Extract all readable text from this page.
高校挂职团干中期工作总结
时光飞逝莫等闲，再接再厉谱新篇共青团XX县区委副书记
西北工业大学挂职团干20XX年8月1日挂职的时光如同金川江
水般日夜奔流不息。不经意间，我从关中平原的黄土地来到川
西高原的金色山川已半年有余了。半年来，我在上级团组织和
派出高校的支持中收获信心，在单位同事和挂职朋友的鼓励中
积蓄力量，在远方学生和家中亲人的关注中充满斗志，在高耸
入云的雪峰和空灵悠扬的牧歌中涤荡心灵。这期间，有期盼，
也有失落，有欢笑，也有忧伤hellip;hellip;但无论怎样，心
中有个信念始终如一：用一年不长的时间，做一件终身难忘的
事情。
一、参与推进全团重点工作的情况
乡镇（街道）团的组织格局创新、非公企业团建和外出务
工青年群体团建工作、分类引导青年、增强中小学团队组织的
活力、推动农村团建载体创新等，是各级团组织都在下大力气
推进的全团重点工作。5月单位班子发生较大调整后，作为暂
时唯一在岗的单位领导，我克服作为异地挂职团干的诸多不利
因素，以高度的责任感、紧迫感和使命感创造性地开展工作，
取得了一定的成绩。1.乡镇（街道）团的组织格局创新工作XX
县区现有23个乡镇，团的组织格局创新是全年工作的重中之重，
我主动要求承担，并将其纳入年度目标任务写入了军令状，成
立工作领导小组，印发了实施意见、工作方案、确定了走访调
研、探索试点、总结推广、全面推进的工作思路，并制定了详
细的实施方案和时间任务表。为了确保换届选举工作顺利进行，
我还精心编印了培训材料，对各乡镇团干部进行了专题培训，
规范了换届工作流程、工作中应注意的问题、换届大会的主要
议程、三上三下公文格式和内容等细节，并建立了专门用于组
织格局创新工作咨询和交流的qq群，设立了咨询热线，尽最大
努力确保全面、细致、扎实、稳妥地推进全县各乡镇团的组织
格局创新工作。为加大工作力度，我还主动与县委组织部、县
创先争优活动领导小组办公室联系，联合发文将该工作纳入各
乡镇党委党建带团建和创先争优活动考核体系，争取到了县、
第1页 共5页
_ _ _
■ **Instruction**: Make an exact copy of the listing, including every line.

■ **Output of the task**:
Extract all readable text from this page.
高校挂职团干中期工作总结
时光飞逝莫等闲，再接再厉谱新篇共青团XX县区委副书记
西北工业大学挂职团干20XX年8月1日挂职的时光如同金川江
水般日夜奔流不息。不经意间，我从关中平原的黄土地来到川
西高原的金色山川已半年有余了。半年来，我在上级团组织和
派出高校的支持中收获信心，在单位同事和挂职朋友的鼓励中
积蓄力量，在远方学生和家中亲人的关注中充满斗志，在高耸
入云的雪峰和空灵悠扬的牧歌中涤荡心灵。这期间，有期盼，
也有失落，有欢笑，也有忧伤hellip;hellip;但无论怎样，心
中有个信念始终如一：用一年不长的时间，做一件终身难忘的
事情。
一、参与推进全团重点工作的情况
乡镇（街道）团的组织格局创新、非公企业团建和外出务
工青年群体团建工作、分类引导青年、增强中小学团队组织的
活力、推动农村团建载体创新等，是各级团组织都在下大力气
推进的全团重点工作。5月单位班子发生较大调整后，作为暂
时唯一在岗的单位领导，我克服作为异地挂职团干的诸多不利
因素，以高度的责任感、紧迫感和使命感创造性地开展工作，
取得了一定的成绩。1.乡镇（街道）团的组织格局创新工作XX
县区现有23个乡镇，团的组织格局创新是全年工作的重中之重，
我主动要求承担，并将其纳入年度目标任务写入了军令状，成
立工作领导小组，印发了实施意见、工作方案、确定了走访调
研、探索试点、总结推广、全面推进的工作思路，并制定了详
细的实施方案和时间任务表。为了确保换届选举工作顺利进行，
我还精心编印了培训材料，对各乡镇团干部进行了专题培训，
规范了换届工作流程、工作中应注意的问题、换届大会的主要
议程、三上三下公文格式和内容等细节，并建立了专门用于组
织格局创新工作咨询和交流的qq群，设立了咨询热线，尽最大
努力确保全面、细致、扎实、稳妥地推进全县各乡镇团的组织
格局创新工作。为加大工作力度，我还主动与县委组织部、县
创先争优活动领导小组办公室联系，联合发文将该工作纳入各
乡镇党委党建带团建和创先争优活动考核体系，争取到了县、
第1页 共5页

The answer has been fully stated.